• [YOUR TASK]:
Go through the listing below and list every line with "Electricity".

── ITEMS

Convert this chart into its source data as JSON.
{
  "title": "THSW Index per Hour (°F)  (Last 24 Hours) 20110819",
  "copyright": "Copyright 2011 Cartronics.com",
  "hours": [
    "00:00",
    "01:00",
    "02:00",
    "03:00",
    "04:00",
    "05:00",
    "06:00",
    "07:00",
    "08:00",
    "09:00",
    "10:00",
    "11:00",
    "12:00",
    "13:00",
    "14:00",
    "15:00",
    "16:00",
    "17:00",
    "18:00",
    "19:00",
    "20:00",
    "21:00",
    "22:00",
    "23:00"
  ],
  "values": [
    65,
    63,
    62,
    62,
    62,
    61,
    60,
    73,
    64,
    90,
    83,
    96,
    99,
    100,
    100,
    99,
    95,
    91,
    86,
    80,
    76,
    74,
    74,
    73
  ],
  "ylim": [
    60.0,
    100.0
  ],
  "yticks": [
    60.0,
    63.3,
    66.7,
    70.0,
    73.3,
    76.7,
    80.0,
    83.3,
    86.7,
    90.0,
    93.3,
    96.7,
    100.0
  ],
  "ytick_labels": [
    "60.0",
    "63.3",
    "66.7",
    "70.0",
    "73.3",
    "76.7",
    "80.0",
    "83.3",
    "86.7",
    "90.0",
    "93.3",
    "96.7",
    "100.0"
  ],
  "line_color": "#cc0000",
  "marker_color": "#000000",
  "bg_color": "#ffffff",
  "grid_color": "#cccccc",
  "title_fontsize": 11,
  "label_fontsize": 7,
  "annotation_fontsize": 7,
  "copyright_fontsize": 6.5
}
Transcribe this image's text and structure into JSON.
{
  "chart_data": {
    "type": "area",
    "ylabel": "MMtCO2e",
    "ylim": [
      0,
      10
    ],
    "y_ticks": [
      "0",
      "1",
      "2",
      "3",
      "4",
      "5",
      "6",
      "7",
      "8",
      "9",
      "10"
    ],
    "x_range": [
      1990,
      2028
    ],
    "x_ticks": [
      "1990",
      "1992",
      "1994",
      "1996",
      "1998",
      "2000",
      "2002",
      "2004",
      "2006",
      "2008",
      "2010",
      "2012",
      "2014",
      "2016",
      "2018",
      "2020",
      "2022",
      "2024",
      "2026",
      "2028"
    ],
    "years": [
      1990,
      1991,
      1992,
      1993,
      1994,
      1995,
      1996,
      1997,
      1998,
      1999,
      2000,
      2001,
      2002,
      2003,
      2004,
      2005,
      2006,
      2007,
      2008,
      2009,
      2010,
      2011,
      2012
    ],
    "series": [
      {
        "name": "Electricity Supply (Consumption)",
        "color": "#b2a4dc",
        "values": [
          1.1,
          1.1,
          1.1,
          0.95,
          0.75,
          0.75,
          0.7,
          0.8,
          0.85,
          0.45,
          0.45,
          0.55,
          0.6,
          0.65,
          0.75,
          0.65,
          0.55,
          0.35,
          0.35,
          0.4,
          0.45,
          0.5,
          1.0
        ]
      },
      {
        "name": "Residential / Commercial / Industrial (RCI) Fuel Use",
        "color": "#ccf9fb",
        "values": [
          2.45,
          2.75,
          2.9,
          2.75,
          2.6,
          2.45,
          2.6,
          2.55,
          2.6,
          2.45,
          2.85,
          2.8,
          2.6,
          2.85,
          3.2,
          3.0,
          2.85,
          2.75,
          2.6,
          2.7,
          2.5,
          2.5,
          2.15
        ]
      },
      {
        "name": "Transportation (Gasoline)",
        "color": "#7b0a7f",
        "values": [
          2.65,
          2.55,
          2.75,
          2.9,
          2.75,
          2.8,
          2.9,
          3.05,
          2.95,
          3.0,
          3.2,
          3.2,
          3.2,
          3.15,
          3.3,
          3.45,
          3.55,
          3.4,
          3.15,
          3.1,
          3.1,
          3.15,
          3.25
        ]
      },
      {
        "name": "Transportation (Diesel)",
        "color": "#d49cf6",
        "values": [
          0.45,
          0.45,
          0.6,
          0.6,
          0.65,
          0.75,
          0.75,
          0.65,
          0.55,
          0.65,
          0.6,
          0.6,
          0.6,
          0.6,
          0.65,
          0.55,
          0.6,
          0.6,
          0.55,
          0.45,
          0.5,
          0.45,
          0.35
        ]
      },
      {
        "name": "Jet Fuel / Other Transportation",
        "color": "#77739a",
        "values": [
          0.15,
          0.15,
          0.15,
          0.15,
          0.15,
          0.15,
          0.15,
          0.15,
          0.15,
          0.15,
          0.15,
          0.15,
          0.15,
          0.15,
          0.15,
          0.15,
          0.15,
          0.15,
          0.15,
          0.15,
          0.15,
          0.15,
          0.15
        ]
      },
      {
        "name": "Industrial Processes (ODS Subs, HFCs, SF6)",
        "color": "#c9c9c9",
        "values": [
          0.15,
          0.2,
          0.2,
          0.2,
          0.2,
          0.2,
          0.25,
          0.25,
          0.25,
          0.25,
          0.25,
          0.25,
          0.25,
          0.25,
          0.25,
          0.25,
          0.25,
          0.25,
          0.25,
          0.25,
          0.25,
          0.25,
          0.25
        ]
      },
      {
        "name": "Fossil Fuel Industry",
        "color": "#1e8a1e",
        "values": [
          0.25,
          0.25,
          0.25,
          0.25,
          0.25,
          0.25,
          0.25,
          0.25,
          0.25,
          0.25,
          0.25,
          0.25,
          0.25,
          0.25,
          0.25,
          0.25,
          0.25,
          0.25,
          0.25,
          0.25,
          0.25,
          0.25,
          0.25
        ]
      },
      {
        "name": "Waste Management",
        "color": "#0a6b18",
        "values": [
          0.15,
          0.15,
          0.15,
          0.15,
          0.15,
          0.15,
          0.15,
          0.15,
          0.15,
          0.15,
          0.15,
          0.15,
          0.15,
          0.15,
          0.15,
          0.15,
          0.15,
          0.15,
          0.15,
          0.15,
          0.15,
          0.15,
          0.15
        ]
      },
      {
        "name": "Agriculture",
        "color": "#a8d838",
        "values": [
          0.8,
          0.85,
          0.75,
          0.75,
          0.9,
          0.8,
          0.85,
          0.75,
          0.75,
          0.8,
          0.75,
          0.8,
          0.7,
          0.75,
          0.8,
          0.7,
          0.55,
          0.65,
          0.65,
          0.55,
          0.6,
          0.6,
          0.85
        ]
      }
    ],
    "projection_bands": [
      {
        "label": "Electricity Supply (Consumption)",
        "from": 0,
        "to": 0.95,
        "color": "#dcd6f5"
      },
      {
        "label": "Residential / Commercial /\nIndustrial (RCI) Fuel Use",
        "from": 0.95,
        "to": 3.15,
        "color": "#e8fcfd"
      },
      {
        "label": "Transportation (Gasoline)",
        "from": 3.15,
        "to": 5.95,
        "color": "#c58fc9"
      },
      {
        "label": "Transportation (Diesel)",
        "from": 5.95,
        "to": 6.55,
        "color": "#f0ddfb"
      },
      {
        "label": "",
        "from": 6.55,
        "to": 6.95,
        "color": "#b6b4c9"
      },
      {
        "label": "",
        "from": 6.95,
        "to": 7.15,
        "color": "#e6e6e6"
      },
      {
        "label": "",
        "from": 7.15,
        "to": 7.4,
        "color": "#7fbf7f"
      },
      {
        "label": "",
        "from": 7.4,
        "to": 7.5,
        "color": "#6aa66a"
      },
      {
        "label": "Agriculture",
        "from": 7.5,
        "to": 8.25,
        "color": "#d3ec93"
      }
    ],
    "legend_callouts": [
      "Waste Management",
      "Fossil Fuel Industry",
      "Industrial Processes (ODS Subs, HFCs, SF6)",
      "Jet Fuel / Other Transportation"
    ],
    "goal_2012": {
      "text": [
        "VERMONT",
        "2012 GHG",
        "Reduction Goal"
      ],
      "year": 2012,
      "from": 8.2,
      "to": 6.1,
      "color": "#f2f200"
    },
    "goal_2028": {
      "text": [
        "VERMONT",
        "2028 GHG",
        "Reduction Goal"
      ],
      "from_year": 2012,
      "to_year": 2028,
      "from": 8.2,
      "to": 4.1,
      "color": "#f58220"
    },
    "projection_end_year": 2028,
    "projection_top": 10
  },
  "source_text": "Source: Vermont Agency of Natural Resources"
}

────

• [RESULT FOR THIS EXERCISE]:
        "name": "Electricity Supply (Consumption)",
        "label": "Electricity Supply (Consumption)",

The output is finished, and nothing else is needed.